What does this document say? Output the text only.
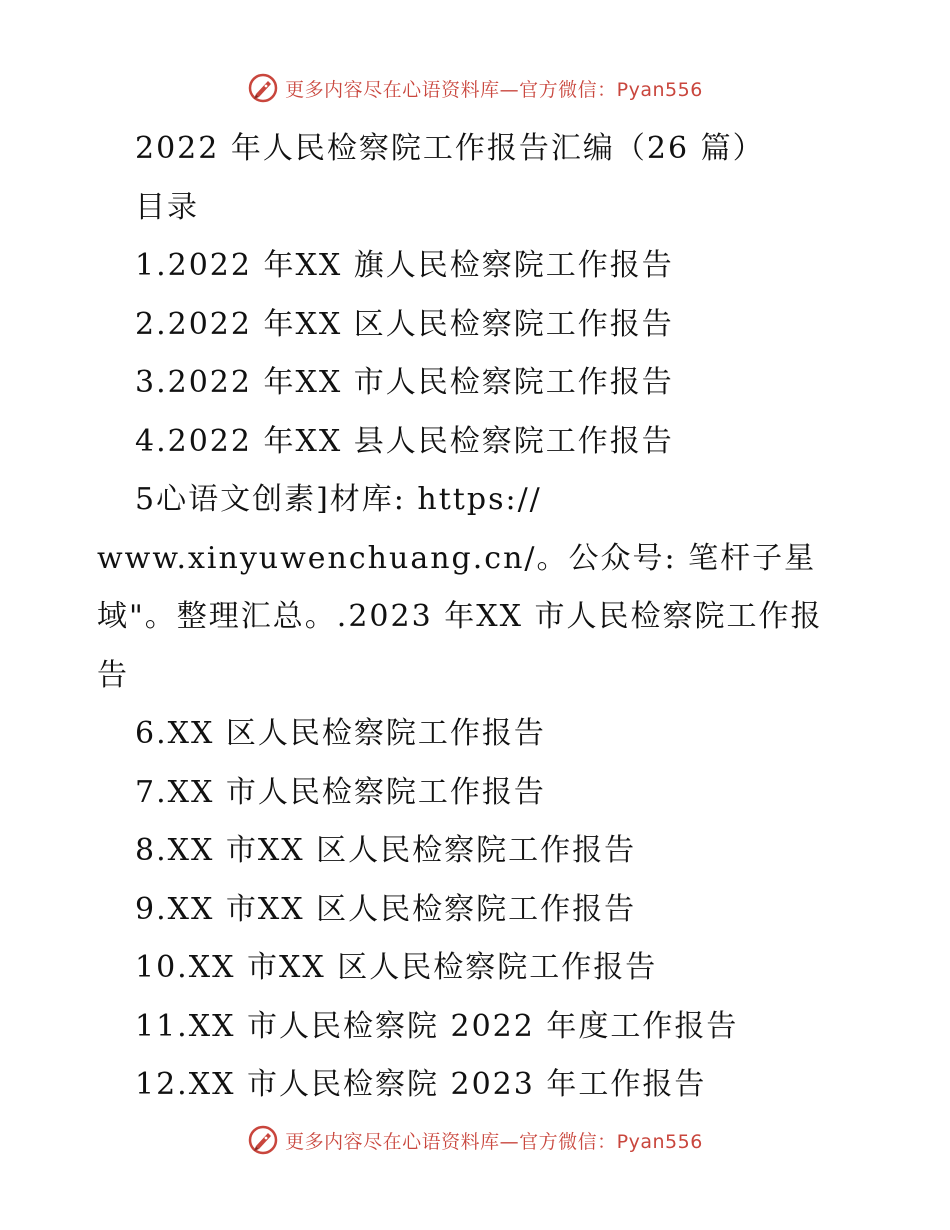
更多内容尽在心语资料库—官方微信：Pyan556
2022 年人民检察院工作报告汇编（26 篇）
目录
1.2022 年XX 旗人民检察院工作报告
2.2022 年XX 区人民检察院工作报告
3.2022 年XX 市人民检察院工作报告
4.2022 年XX 县人民检察院工作报告
5心语文创素]材库: https://
www.xinyuwenchuang.cn/。公众号: 笔杆子星
域"。整理汇总。.2023 年XX 市人民检察院工作报
告
6.XX 区人民检察院工作报告
7.XX 市人民检察院工作报告
8.XX 市XX 区人民检察院工作报告
9.XX 市XX 区人民检察院工作报告
10.XX 市XX 区人民检察院工作报告
11.XX 市人民检察院 2022 年度工作报告
12.XX 市人民检察院 2023 年工作报告
更多内容尽在心语资料库—官方微信：Pyan556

» **Exercise instructions**
Restate the listing above word for word, and skip the pictures.

» **Answer to this exercise**
What does this document say? Output the text only.
更多内容尽在心语资料库—官方微信：Pyan556
2022 年人民检察院工作报告汇编（26 篇）
目录
1.2022 年XX 旗人民检察院工作报告
2.2022 年XX 区人民检察院工作报告
3.2022 年XX 市人民检察院工作报告
4.2022 年XX 县人民检察院工作报告
5心语文创素]材库: https://
www.xinyuwenchuang.cn/。公众号: 笔杆子星
域"。整理汇总。.2023 年XX 市人民检察院工作报
告
6.XX 区人民检察院工作报告
7.XX 市人民检察院工作报告
8.XX 市XX 区人民检察院工作报告
9.XX 市XX 区人民检察院工作报告
10.XX 市XX 区人民检察院工作报告
11.XX 市人民检察院 2022 年度工作报告
12.XX 市人民检察院 2023 年工作报告
更多内容尽在心语资料库—官方微信：Pyan556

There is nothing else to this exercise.